What this task involves: Transcribe the records line for line, beginning at the line that contains "breadcrumb-item-current-folder[interactable]: 從設計到滿通·品牌識別設計 —" and stopping after the line that contains "status-bar: 11项 — [0, 553, 775, 589]".

Records for the exercise:
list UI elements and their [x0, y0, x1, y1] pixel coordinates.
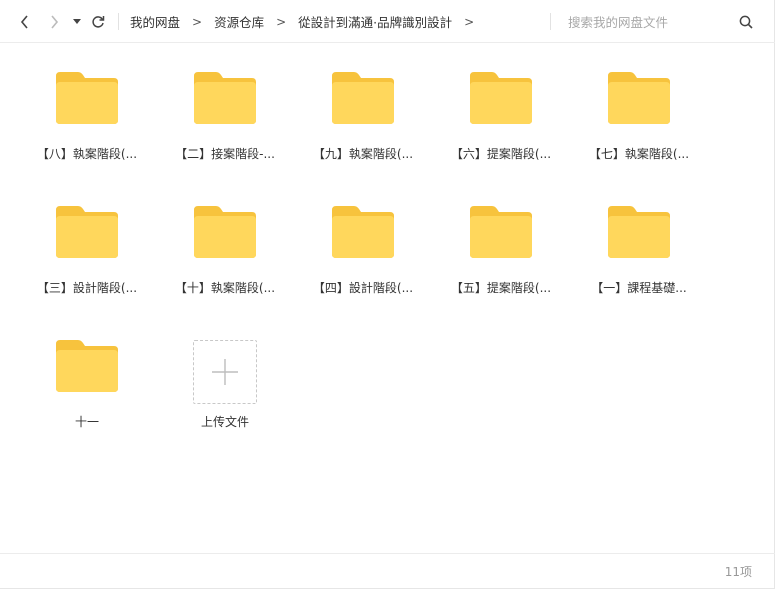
breadcrumb-item-current-folder[interactable]: 從設計到滿通·品牌識別設計 — [298, 12, 452, 31]
folder-item[interactable]: 十一 — [17, 332, 157, 452]
folder-icon — [470, 206, 532, 258]
folder-name: 【六】提案階段(... — [450, 147, 552, 161]
toolbar-divider — [118, 13, 119, 30]
breadcrumb-separator: > — [192, 14, 203, 29]
status-bar: 11项 — [0, 553, 775, 589]
folder-name: 【三】設計階段(... — [36, 281, 138, 295]
folder-icon — [470, 72, 532, 124]
folder-item[interactable]: 【一】課程基礎... — [569, 198, 709, 318]
folder-icon — [608, 206, 670, 258]
folder-name: 【十】執案階段(... — [174, 281, 276, 295]
folder-icon — [56, 72, 118, 124]
breadcrumb-separator: > — [276, 14, 287, 29]
upload-item[interactable]: 上传文件 — [155, 332, 295, 452]
folder-item[interactable]: 【二】接案階段-... — [155, 64, 295, 184]
forward-button[interactable] — [43, 11, 65, 33]
folder-icon — [608, 72, 670, 124]
folder-name: 十一 — [74, 415, 99, 429]
folder-item[interactable]: 【六】提案階段(... — [431, 64, 571, 184]
folder-icon — [332, 206, 394, 258]
breadcrumb: 我的网盘 > 资源仓库 > 從設計到滿通·品牌識別設計 > — [130, 0, 486, 43]
toolbar: 我的网盘 > 资源仓库 > 從設計到滿通·品牌識別設計 > — [0, 0, 775, 43]
folder-item[interactable]: 【八】執案階段(... — [17, 64, 157, 184]
upload-button[interactable] — [193, 340, 257, 404]
folder-name: 【五】提案階段(... — [450, 281, 552, 295]
folder-item[interactable]: 【七】執案階段(... — [569, 64, 709, 184]
folder-icon — [194, 72, 256, 124]
folder-item[interactable]: 【三】設計階段(... — [17, 198, 157, 318]
folder-icon — [56, 206, 118, 258]
file-browser-window: 我的网盘 > 资源仓库 > 從設計到滿通·品牌識別設計 > 【八】執案階段(..… — [0, 0, 775, 589]
upload-label: 上传文件 — [200, 415, 249, 429]
toolbar-divider — [550, 13, 551, 30]
folder-item[interactable]: 【十】執案階段(... — [155, 198, 295, 318]
refresh-icon — [92, 16, 105, 28]
breadcrumb-item-resource-library[interactable]: 资源仓库 — [214, 12, 264, 31]
search-input[interactable] — [568, 11, 738, 33]
folder-item[interactable]: 【四】設計階段(... — [293, 198, 433, 318]
chevron-left-icon — [20, 15, 28, 29]
folder-icon — [332, 72, 394, 124]
back-button[interactable] — [14, 11, 36, 33]
folder-name: 【二】接案階段-... — [175, 147, 275, 161]
breadcrumb-item-my-drive[interactable]: 我的网盘 — [130, 12, 180, 31]
breadcrumb-separator: > — [464, 14, 475, 29]
history-dropdown-button[interactable] — [70, 11, 84, 33]
refresh-button[interactable] — [87, 11, 109, 33]
folder-name: 【四】設計階段(... — [312, 281, 414, 295]
caret-down-icon — [73, 19, 81, 24]
folder-icon — [194, 206, 256, 258]
folder-name: 【九】執案階段(... — [312, 147, 414, 161]
folder-icon — [56, 340, 118, 392]
plus-icon — [212, 359, 238, 385]
item-count: 11项 — [724, 565, 752, 579]
search-icon — [739, 15, 753, 29]
folder-name: 【八】執案階段(... — [36, 147, 138, 161]
search-button[interactable] — [735, 11, 757, 33]
folder-name: 【七】執案階段(... — [588, 147, 690, 161]
folder-item[interactable]: 【九】執案階段(... — [293, 64, 433, 184]
chevron-right-icon — [51, 15, 59, 29]
folder-name: 【一】課程基礎... — [591, 281, 687, 295]
folder-item[interactable]: 【五】提案階段(... — [431, 198, 571, 318]
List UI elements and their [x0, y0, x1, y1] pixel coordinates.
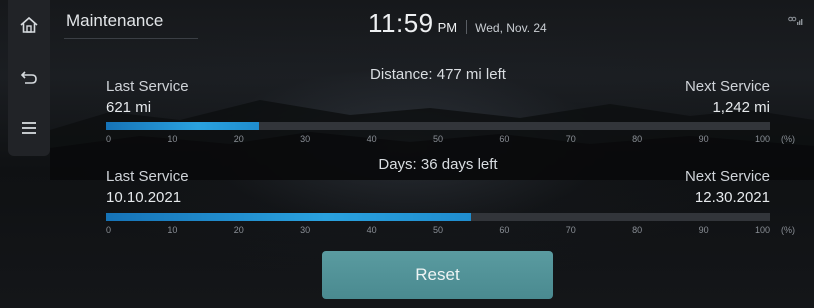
page-title: Maintenance	[66, 11, 164, 30]
scale-tick-50: 50	[432, 134, 444, 144]
days-scale-unit: (%)	[781, 225, 795, 235]
days-next-service-value: 12.30.2021	[694, 189, 770, 206]
scale-tick-20: 20	[233, 134, 244, 144]
scale-tick-70: 70	[565, 225, 576, 235]
scale-tick-80: 80	[632, 225, 643, 235]
distance-scale-unit: (%)	[781, 134, 795, 144]
scale-tick-40: 40	[366, 134, 377, 144]
clock-divider	[466, 19, 468, 34]
home-button[interactable]	[8, 5, 50, 45]
days-last-service-label: Last Service	[106, 168, 189, 185]
days-remaining: Days: 36 days left	[378, 156, 498, 173]
maintenance-screen: Maintenance 11:59 PM Wed, Nov. 24 Distan…	[0, 0, 814, 308]
days-next-service-label: Next Service	[684, 168, 770, 185]
scale-tick-10: 10	[167, 225, 178, 235]
scale-tick-30: 30	[300, 134, 311, 144]
scale-tick-100: 100	[754, 225, 770, 235]
days-scale: 0 10 20 30 40 50 60 70 80 90 100	[106, 225, 770, 237]
distance-remaining: Distance: 477 mi left	[370, 66, 506, 83]
reset-button[interactable]: Reset	[322, 251, 553, 299]
back-button[interactable]	[8, 57, 50, 97]
distance-last-service-label: Last Service	[106, 78, 189, 95]
signal-icon	[788, 16, 803, 25]
scale-tick-90: 90	[698, 134, 709, 144]
clock: 11:59 PM Wed, Nov. 24	[368, 8, 547, 39]
distance-progress-fill	[106, 122, 259, 130]
scale-tick-0: 0	[106, 225, 112, 235]
distance-scale: 0 10 20 30 40 50 60 70 80 90 100	[106, 134, 770, 146]
scale-tick-0: 0	[106, 134, 112, 144]
distance-last-service-value: 621 mi	[106, 99, 152, 116]
menu-button[interactable]	[8, 108, 50, 148]
menu-icon	[22, 122, 36, 134]
scale-tick-10: 10	[167, 134, 178, 144]
scale-tick-50: 50	[432, 225, 444, 235]
scale-tick-20: 20	[233, 225, 244, 235]
clock-time: 11:59	[368, 8, 434, 38]
distance-progress-bar	[106, 122, 770, 130]
clock-ampm: PM	[437, 20, 458, 35]
back-icon	[20, 71, 37, 84]
distance-next-service-value: 1,242 mi	[712, 99, 770, 116]
scale-tick-60: 60	[499, 134, 510, 144]
scale-tick-70: 70	[565, 134, 576, 144]
scale-tick-30: 30	[300, 225, 311, 235]
days-progress-fill	[106, 213, 472, 221]
title-divider	[64, 38, 198, 39]
days-last-service-value: 10.10.2021	[106, 189, 182, 206]
days-progress-bar	[106, 213, 770, 221]
scale-tick-80: 80	[632, 134, 643, 144]
home-icon	[20, 16, 38, 33]
scale-tick-100: 100	[754, 134, 770, 144]
scale-tick-40: 40	[366, 225, 377, 235]
scale-tick-90: 90	[698, 225, 709, 235]
distance-next-service-label: Next Service	[684, 78, 770, 95]
scale-tick-60: 60	[499, 225, 510, 235]
sidebar	[8, 0, 50, 156]
clock-date: Wed, Nov. 24	[475, 21, 547, 35]
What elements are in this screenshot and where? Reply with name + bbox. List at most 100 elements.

Result below:
breadcrumb-item-current-folder[interactable]: 從設計到滿通·品牌識別設計 — [298, 12, 452, 31]
folder-item[interactable]: 十一 — [17, 332, 157, 452]
folder-icon — [470, 206, 532, 258]
folder-name: 【六】提案階段(... — [450, 147, 552, 161]
toolbar-divider — [118, 13, 119, 30]
breadcrumb-separator: > — [192, 14, 203, 29]
status-bar: 11项 — [0, 553, 775, 589]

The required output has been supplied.